Stored records:
◆ ◆ ◆ ◆
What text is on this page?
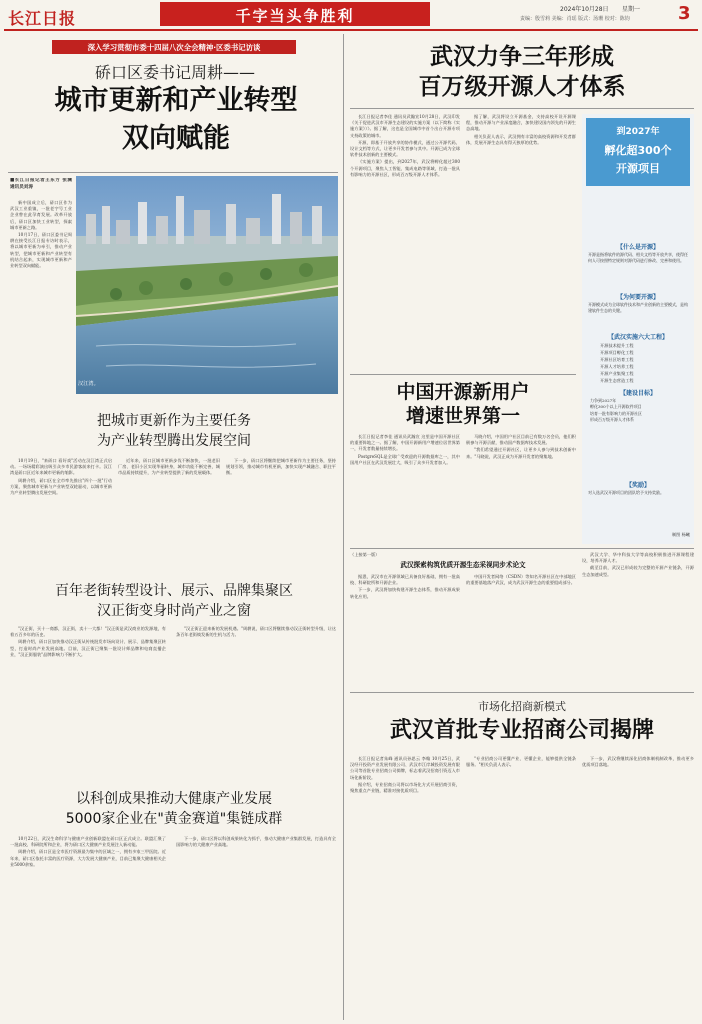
长江日报	千字当头争胜利	2024年10月28日 星期一
责编：殷雪莉 美编：肖瑶 版式：汤珊 校对：陈钧	3
深入学习贯彻市委十四届八次全会精神·区委书记访谈
硚口区委书记周耕——
城市更新和产业转型
双向赋能
■长江日报记者王东方 张澜 通讯员刘涛

新中国成立后，硚口区作为武汉工业重镇，一批老字号工业企业曾在此孕育发展。改革开放后，硚口区加快工业转型，探索城市更新之路。

10月17日，硚口区委书记周耕在接受长江日报专访时表示，将以城市更新为牵引，推动产业转型，把城市更新和产业转型有机结合起来，实现城市更新和产业转型双向赋能。

汉江湾。
把城市更新作为主要任务
为产业转型腾出发展空间

10月19日，"来硚口 看好戏"活动在汉江湾正式启动。一场场精彩演出吸引众多市民游客前来打卡。汉江湾是硚口区近年来城市更新的缩影。

周耕介绍，硚口区在全市率先推出"四个一批"行动方案，聚焦城市更新与产业转型双轮驱动，以城市更新为产业转型腾出发展空间。

近年来，硚口区城市更新步伐不断加快，一批老旧厂房、老旧小区实现华丽转身，城市功能不断完善，城市品质持续提升，为产业转型提供了新的发展载体。

下一步，硚口区将继续把城市更新作为主要任务，坚持规划引领，推动城市有机更新，加快实现产城融合、职住平衡。

百年老街转型设计、展示、品牌集聚区
汉正街变身时尚产业之窗

"汉正街，买十一商都，汉正街，卖十一大都！"汉正街是武汉商业的发源地，有着五百多年的历史。

周耕介绍，硚口区加快推动汉正街从传统批发市场向设计、展示、品牌集聚区转型，打造时尚产业发展高地。目前，汉正街已聚集一批设计师品牌和电商直播企业，"汉正街服装"品牌影响力不断扩大。

"汉正街正迎来新的发展机遇。"周耕说，硚口区将继续推动汉正街转型升级，让这条百年老街焕发新的生机与活力。

以科创成果推动大健康产业发展
5000家企业在"黄金赛道"集链成群

10月22日，武汉生命科学与健康产业创新联盟在硚口区正式成立。联盟汇聚了一批高校、科研院所和企业，将为硚口区大健康产业发展注入新动能。

周耕介绍，硚口区是全市医疗资源最为集中的区域之一，拥有多家三甲医院。近年来，硚口区依托丰富的医疗资源，大力发展大健康产业，目前已集聚大健康相关企业5000余家。

下一步，硚口区将以科创成果转化为抓手，推动大健康产业集群发展，打造具有全国影响力的大健康产业高地。

武汉力争三年形成
百万级开源人才体系

长江日报记者李佳 通讯员武瀚宣10月28日，武汉印发《关于促进武汉市开源生态建设的实施方案（以下简称《实施方案》）》。据了解，这也是全国城市中首个出台开源专项支持政策的城市。

开源，即基于开放共享的协作模式，通过公开源代码、设计文档等方式，让更多开发者参与其中。开源已成为全球软件技术创新的主要模式。

《实施方案》提出，到2027年，武汉将孵化超过300个开源项目，聚焦人工智能、集成电路等领域，打造一批具有影响力的开源社区，形成百万级开源人才体系。

据了解，武汉将设立开源基金，支持高校开设开源课程，推动开源与产业深度融合，加快建设国内领先的开源生态高地。

相关负责人表示，武汉拥有丰富的高校资源和开发者群体，发展开源生态具有得天独厚的优势。

到2027年
孵化超300个
开源项目
【什么是开源】
开源是指将软件的源代码、相关文档等开放共享，使得任何人可按照特定规则对源代码进行修改、完善和使用。
【为何要开源】
开源模式成为全球软件技术和产业创新的主要模式，是构建软件生态的关键。
【武汉实施六大工程】
开源技术提升工程
开源项目孵化工程
开源社区培育工程
开源人才培养工程
开源产业集聚工程
开源生态营造工程
【建设目标】
力争到2027年
孵化300个以上开源软件项目
培育一批有影响力的开源社区
形成百万级开源人才体系
【奖励】
对入选武汉开源项目的团队给予支持奖励。
制图 杨曦
中国开源新用户
增速世界第一

长江日报记者李佳 通讯员武瀚宣 这里是中国开源社区的重要阵地之一。据了解，中国开源新用户增速位居世界第一，开发者数量持续增长。

PostgreSQL是全球广受欢迎的开源数据库之一，其中国用户社区在武汉发展壮大，吸引了众多开发者加入。

马晓介绍，中国用户社区目前已有数万名会员，他们积极参与开源贡献，推动国产数据库技术发展。

"我们希望通过开源社区，让更多人参与到技术创新中来。"马晓说，武汉正成为开源开发者的聚集地。

（上接第一版）
武汉探索构筑优质开源生态采视同步术论文

据悉，武汉市在开源领域已具备良好基础，拥有一批高校、科研院所和开源企业。

下一步，武汉将加快构建开源生态体系，推动开源成果转化应用。

中国开发者网络（CSDN）等知名开源社区在中部地区的重要基地落户武汉，成为武汉开源生态的重要组成部分。

武汉大学、华中科技大学等高校积极推进开源课程建设，培养开源人才。

截至目前，武汉已形成较为完整的开源产业链条，开源生态加速成型。

市场化招商新模式
武汉首批专业招商公司揭牌

长江日报记者朱峰 通讯员孙思云 李翰 10月25日，武汉经开投资产业发展有限公司、武汉市江岸城投资发展有限公司等首批专业招商公司揭牌，标志着武汉招商引资迈入市场化新阶段。

据介绍，专业招商公司将以市场化方式开展招商引资，聚焦重点产业链，精准对接优质项目。

"专业招商公司更懂产业、更懂企业，能够提供全链条服务。"相关负责人表示。

下一步，武汉将继续深化招商体制机制改革，推动更多优质项目落地。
◆ ◆ ◆ ◆
Objective:
Will you set down the records word for word while leaving out every picture?

Answer to this exercise:
What text is on this page?
长江日报	千字当头争胜利	2024年10月28日 星期一
责编：殷雪莉 美编：肖瑶 版式：汤珊 校对：陈钧	3
深入学习贯彻市委十四届八次全会精神·区委书记访谈
硚口区委书记周耕——
城市更新和产业转型
双向赋能
■长江日报记者王东方 张澜 通讯员刘涛

新中国成立后，硚口区作为武汉工业重镇，一批老字号工业企业曾在此孕育发展。改革开放后，硚口区加快工业转型，探索城市更新之路。

10月17日，硚口区委书记周耕在接受长江日报专访时表示，将以城市更新为牵引，推动产业转型，把城市更新和产业转型有机结合起来，实现城市更新和产业转型双向赋能。

汉江湾。
把城市更新作为主要任务
为产业转型腾出发展空间

10月19日，"来硚口 看好戏"活动在汉江湾正式启动。一场场精彩演出吸引众多市民游客前来打卡。汉江湾是硚口区近年来城市更新的缩影。

周耕介绍，硚口区在全市率先推出"四个一批"行动方案，聚焦城市更新与产业转型双轮驱动，以城市更新为产业转型腾出发展空间。

近年来，硚口区城市更新步伐不断加快，一批老旧厂房、老旧小区实现华丽转身，城市功能不断完善，城市品质持续提升，为产业转型提供了新的发展载体。

下一步，硚口区将继续把城市更新作为主要任务，坚持规划引领，推动城市有机更新，加快实现产城融合、职住平衡。

百年老街转型设计、展示、品牌集聚区
汉正街变身时尚产业之窗

"汉正街，买十一商都，汉正街，卖十一大都！"汉正街是武汉商业的发源地，有着五百多年的历史。

周耕介绍，硚口区加快推动汉正街从传统批发市场向设计、展示、品牌集聚区转型，打造时尚产业发展高地。目前，汉正街已聚集一批设计师品牌和电商直播企业，"汉正街服装"品牌影响力不断扩大。

"汉正街正迎来新的发展机遇。"周耕说，硚口区将继续推动汉正街转型升级，让这条百年老街焕发新的生机与活力。

以科创成果推动大健康产业发展
5000家企业在"黄金赛道"集链成群

10月22日，武汉生命科学与健康产业创新联盟在硚口区正式成立。联盟汇聚了一批高校、科研院所和企业，将为硚口区大健康产业发展注入新动能。

周耕介绍，硚口区是全市医疗资源最为集中的区域之一，拥有多家三甲医院。近年来，硚口区依托丰富的医疗资源，大力发展大健康产业，目前已集聚大健康相关企业5000余家。

下一步，硚口区将以科创成果转化为抓手，推动大健康产业集群发展，打造具有全国影响力的大健康产业高地。

武汉力争三年形成
百万级开源人才体系

长江日报记者李佳 通讯员武瀚宣10月28日，武汉印发《关于促进武汉市开源生态建设的实施方案（以下简称《实施方案》）》。据了解，这也是全国城市中首个出台开源专项支持政策的城市。

开源，即基于开放共享的协作模式，通过公开源代码、设计文档等方式，让更多开发者参与其中。开源已成为全球软件技术创新的主要模式。

《实施方案》提出，到2027年，武汉将孵化超过300个开源项目，聚焦人工智能、集成电路等领域，打造一批具有影响力的开源社区，形成百万级开源人才体系。

据了解，武汉将设立开源基金，支持高校开设开源课程，推动开源与产业深度融合，加快建设国内领先的开源生态高地。

相关负责人表示，武汉拥有丰富的高校资源和开发者群体，发展开源生态具有得天独厚的优势。

到2027年
孵化超300个
开源项目
【什么是开源】
开源是指将软件的源代码、相关文档等开放共享，使得任何人可按照特定规则对源代码进行修改、完善和使用。
【为何要开源】
开源模式成为全球软件技术和产业创新的主要模式，是构建软件生态的关键。
【武汉实施六大工程】
开源技术提升工程
开源项目孵化工程
开源社区培育工程
开源人才培养工程
开源产业集聚工程
开源生态营造工程
【建设目标】
力争到2027年
孵化300个以上开源软件项目
培育一批有影响力的开源社区
形成百万级开源人才体系
【奖励】
对入选武汉开源项目的团队给予支持奖励。
制图 杨曦
中国开源新用户
增速世界第一

长江日报记者李佳 通讯员武瀚宣 这里是中国开源社区的重要阵地之一。据了解，中国开源新用户增速位居世界第一，开发者数量持续增长。

PostgreSQL是全球广受欢迎的开源数据库之一，其中国用户社区在武汉发展壮大，吸引了众多开发者加入。

马晓介绍，中国用户社区目前已有数万名会员，他们积极参与开源贡献，推动国产数据库技术发展。

"我们希望通过开源社区，让更多人参与到技术创新中来。"马晓说，武汉正成为开源开发者的聚集地。

（上接第一版）
武汉探索构筑优质开源生态采视同步术论文

据悉，武汉市在开源领域已具备良好基础，拥有一批高校、科研院所和开源企业。

下一步，武汉将加快构建开源生态体系，推动开源成果转化应用。

中国开发者网络（CSDN）等知名开源社区在中部地区的重要基地落户武汉，成为武汉开源生态的重要组成部分。

武汉大学、华中科技大学等高校积极推进开源课程建设，培养开源人才。

截至目前，武汉已形成较为完整的开源产业链条，开源生态加速成型。

市场化招商新模式
武汉首批专业招商公司揭牌

长江日报记者朱峰 通讯员孙思云 李翰 10月25日，武汉经开投资产业发展有限公司、武汉市江岸城投资发展有限公司等首批专业招商公司揭牌，标志着武汉招商引资迈入市场化新阶段。

据介绍，专业招商公司将以市场化方式开展招商引资，聚焦重点产业链，精准对接优质项目。

"专业招商公司更懂产业、更懂企业，能够提供全链条服务。"相关负责人表示。

下一步，武汉将继续深化招商体制机制改革，推动更多优质项目落地。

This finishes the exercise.